- _What to work on_: Copy each line below in which the string "JSON" occurs.

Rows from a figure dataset
###

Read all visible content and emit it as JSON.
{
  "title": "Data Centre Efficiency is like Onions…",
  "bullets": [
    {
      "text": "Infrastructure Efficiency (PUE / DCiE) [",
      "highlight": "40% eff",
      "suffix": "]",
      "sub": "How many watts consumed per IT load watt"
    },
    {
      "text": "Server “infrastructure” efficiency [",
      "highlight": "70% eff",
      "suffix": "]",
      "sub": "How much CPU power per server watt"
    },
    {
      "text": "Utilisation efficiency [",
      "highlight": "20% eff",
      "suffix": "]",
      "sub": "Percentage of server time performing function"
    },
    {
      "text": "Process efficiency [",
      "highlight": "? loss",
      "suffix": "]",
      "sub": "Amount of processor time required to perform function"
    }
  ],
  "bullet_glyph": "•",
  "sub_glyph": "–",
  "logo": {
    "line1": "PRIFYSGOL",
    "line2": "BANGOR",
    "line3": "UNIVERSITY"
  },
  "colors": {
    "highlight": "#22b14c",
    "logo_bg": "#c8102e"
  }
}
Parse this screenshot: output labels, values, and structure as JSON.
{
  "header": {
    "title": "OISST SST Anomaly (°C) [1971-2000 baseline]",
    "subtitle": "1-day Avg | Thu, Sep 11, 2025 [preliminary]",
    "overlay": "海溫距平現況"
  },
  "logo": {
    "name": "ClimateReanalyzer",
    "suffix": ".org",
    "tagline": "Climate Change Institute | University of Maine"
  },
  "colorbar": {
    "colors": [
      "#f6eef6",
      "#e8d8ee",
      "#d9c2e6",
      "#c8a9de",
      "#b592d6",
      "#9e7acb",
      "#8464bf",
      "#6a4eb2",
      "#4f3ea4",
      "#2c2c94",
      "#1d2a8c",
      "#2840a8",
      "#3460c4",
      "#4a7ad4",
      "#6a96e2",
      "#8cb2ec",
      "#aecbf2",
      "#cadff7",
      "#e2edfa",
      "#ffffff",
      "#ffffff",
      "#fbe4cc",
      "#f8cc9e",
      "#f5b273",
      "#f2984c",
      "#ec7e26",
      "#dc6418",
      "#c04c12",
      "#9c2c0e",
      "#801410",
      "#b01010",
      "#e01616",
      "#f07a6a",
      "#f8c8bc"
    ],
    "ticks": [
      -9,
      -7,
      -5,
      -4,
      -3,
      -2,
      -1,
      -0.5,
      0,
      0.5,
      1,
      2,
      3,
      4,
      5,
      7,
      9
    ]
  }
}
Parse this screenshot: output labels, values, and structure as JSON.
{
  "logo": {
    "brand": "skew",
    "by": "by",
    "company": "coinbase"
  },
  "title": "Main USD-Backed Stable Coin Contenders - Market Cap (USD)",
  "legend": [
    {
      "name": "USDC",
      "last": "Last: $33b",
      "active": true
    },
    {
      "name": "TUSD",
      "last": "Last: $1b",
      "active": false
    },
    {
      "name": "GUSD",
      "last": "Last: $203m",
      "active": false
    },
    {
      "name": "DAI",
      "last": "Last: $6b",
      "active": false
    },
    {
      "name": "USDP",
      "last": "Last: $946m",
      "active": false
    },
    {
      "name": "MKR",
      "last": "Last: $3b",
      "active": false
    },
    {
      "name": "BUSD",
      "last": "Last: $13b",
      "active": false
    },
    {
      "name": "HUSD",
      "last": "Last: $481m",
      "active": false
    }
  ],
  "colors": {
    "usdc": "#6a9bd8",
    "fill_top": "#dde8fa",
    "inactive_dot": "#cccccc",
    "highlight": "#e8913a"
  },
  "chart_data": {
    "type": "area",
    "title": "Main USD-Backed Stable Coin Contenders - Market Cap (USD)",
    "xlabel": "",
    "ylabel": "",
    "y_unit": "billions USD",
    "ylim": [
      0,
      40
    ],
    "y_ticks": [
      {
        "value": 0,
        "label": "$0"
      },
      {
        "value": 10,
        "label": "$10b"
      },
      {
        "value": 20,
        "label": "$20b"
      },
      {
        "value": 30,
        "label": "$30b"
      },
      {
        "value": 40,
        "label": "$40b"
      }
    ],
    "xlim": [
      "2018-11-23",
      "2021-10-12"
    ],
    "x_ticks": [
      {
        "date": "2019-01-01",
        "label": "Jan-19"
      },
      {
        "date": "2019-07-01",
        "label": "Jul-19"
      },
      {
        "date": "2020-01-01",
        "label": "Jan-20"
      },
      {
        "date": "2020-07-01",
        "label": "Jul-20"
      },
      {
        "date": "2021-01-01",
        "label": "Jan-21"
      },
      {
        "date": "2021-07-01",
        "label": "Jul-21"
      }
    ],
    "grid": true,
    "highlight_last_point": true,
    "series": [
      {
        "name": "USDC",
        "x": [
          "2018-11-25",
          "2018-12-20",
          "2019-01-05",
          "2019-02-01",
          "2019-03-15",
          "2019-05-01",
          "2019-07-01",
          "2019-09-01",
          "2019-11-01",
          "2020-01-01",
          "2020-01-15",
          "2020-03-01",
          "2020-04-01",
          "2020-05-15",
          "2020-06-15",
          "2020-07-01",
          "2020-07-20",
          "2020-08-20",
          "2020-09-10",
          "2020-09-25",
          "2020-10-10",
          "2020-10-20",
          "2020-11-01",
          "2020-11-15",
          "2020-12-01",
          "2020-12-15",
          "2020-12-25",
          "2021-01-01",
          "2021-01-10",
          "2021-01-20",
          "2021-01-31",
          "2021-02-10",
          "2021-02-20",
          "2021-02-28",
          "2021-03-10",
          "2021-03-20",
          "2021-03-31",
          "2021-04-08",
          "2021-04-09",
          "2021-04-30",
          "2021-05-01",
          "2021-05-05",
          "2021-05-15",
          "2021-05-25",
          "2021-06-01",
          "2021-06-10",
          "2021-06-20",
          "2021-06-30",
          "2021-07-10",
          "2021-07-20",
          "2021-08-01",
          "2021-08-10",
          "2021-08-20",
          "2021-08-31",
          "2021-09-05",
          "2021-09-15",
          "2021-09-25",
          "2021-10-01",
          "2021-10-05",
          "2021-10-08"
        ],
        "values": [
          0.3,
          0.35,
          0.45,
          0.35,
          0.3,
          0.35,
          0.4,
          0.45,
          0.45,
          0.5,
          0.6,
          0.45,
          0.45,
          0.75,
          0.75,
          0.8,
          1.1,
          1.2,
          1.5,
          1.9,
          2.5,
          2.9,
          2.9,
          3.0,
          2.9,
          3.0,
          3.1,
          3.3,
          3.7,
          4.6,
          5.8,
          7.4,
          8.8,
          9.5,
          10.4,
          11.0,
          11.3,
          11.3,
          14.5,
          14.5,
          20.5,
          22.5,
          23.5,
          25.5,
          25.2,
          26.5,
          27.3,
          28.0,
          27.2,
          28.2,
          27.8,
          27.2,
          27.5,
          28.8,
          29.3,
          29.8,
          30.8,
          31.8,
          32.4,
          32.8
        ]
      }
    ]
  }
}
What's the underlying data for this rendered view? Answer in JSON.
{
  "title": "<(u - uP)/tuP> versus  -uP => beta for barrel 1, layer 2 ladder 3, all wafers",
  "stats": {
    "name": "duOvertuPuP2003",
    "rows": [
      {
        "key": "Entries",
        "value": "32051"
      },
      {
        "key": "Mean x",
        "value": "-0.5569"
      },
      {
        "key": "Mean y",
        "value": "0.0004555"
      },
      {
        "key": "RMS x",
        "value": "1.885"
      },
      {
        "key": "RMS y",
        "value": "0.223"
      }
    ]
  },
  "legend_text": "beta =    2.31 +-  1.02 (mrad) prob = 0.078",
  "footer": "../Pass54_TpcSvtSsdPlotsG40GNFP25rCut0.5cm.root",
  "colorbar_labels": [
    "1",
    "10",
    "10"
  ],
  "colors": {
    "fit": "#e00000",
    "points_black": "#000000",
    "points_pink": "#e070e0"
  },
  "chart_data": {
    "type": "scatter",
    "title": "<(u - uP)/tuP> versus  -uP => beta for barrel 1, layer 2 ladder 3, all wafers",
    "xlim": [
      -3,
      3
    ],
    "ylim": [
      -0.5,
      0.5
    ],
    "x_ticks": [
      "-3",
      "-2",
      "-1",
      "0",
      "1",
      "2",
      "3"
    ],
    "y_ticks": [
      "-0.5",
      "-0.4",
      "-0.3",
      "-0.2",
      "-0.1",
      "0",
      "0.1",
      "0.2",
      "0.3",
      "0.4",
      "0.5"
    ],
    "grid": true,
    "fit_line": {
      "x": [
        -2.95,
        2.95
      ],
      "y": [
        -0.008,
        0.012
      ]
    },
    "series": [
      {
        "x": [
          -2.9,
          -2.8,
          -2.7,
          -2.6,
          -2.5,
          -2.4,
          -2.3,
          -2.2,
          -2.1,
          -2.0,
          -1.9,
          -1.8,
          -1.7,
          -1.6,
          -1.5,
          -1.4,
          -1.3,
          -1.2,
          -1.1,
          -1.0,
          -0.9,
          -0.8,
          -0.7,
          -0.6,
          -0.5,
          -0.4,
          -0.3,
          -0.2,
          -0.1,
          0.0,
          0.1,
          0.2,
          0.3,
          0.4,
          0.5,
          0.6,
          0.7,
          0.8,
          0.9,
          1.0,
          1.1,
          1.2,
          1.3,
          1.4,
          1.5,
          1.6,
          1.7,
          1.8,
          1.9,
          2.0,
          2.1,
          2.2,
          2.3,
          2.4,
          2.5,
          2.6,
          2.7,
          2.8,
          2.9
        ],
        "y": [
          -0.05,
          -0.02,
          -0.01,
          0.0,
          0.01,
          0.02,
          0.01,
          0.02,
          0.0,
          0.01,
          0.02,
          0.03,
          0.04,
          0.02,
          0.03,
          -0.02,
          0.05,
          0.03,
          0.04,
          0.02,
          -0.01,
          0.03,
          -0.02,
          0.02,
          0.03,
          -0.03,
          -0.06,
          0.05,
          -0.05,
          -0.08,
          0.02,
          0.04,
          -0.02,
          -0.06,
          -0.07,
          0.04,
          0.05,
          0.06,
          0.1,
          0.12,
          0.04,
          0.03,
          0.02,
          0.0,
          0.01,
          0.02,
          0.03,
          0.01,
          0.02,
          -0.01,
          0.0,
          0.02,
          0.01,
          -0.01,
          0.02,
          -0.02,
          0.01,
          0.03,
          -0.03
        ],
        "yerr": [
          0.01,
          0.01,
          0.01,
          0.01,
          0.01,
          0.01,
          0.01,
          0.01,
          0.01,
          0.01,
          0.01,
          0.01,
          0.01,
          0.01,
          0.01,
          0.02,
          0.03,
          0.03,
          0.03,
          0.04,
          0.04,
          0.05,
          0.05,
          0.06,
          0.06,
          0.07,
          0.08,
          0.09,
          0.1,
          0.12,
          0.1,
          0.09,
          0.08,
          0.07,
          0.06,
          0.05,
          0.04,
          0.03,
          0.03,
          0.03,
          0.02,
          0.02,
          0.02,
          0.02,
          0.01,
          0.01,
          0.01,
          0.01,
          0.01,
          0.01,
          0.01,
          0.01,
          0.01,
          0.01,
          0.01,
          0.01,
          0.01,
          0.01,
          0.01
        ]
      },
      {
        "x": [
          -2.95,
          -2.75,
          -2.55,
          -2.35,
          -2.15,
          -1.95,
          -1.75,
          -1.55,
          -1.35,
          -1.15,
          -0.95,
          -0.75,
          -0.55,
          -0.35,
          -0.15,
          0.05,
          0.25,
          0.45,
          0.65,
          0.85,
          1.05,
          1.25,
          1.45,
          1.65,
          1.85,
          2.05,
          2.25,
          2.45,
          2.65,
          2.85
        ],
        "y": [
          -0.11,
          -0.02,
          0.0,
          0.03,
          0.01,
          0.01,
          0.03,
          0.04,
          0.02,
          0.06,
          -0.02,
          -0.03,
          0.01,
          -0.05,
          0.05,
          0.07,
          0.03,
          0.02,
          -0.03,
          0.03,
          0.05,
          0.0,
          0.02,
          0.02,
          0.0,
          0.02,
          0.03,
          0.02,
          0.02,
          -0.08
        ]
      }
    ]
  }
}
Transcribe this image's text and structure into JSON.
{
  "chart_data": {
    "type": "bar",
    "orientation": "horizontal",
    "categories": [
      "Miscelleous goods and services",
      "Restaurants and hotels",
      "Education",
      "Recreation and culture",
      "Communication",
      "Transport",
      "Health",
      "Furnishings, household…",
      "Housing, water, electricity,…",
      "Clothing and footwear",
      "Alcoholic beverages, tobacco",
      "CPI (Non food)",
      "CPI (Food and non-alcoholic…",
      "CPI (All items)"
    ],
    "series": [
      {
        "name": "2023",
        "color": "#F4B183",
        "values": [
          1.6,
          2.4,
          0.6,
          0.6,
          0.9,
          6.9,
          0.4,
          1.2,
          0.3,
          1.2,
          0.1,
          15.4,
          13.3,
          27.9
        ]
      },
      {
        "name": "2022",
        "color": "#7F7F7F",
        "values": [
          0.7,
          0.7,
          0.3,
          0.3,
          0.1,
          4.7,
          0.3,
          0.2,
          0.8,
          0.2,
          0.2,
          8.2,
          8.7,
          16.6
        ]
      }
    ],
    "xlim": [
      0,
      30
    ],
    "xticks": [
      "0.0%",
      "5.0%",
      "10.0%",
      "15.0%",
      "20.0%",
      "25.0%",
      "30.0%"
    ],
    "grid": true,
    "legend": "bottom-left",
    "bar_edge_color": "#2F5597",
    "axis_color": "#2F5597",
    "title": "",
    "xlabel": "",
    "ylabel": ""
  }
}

###

- _Response to the exercise_:
Read all visible content and emit it as JSON.
Parse this screenshot: output labels, values, and structure as JSON.
Parse this screenshot: output labels, values, and structure as JSON.
What's the underlying data for this rendered view? Answer in JSON.
Transcribe this image's text and structure into JSON.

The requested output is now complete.